/---
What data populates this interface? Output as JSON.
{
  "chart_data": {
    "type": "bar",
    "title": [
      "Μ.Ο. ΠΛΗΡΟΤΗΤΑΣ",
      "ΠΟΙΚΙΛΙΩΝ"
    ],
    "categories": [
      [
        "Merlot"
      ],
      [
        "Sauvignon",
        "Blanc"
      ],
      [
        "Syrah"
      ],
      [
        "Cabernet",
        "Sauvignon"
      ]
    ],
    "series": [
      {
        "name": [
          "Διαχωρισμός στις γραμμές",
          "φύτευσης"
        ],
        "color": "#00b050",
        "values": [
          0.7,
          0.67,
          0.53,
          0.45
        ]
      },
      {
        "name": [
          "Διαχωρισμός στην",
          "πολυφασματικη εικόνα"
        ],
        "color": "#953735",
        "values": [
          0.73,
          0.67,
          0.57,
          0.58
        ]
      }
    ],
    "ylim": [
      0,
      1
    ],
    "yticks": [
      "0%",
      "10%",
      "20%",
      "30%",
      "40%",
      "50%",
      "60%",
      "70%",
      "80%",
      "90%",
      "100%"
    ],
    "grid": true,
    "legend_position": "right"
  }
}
\---
Quote the data above in full, changing nothing.

What data populates this interface? Output as JSON.
{
  "chart_data": {
    "type": "bar",
    "title": [
      "Μ.Ο. ΠΛΗΡΟΤΗΤΑΣ",
      "ΠΟΙΚΙΛΙΩΝ"
    ],
    "categories": [
      [
        "Merlot"
      ],
      [
        "Sauvignon",
        "Blanc"
      ],
      [
        "Syrah"
      ],
      [
        "Cabernet",
        "Sauvignon"
      ]
    ],
    "series": [
      {
        "name": [
          "Διαχωρισμός στις γραμμές",
          "φύτευσης"
        ],
        "color": "#00b050",
        "values": [
          0.7,
          0.67,
          0.53,
          0.45
        ]
      },
      {
        "name": [
          "Διαχωρισμός στην",
          "πολυφασματικη εικόνα"
        ],
        "color": "#953735",
        "values": [
          0.73,
          0.67,
          0.57,
          0.58
        ]
      }
    ],
    "ylim": [
      0,
      1
    ],
    "yticks": [
      "0%",
      "10%",
      "20%",
      "30%",
      "40%",
      "50%",
      "60%",
      "70%",
      "80%",
      "90%",
      "100%"
    ],
    "grid": true,
    "legend_position": "right"
  }
}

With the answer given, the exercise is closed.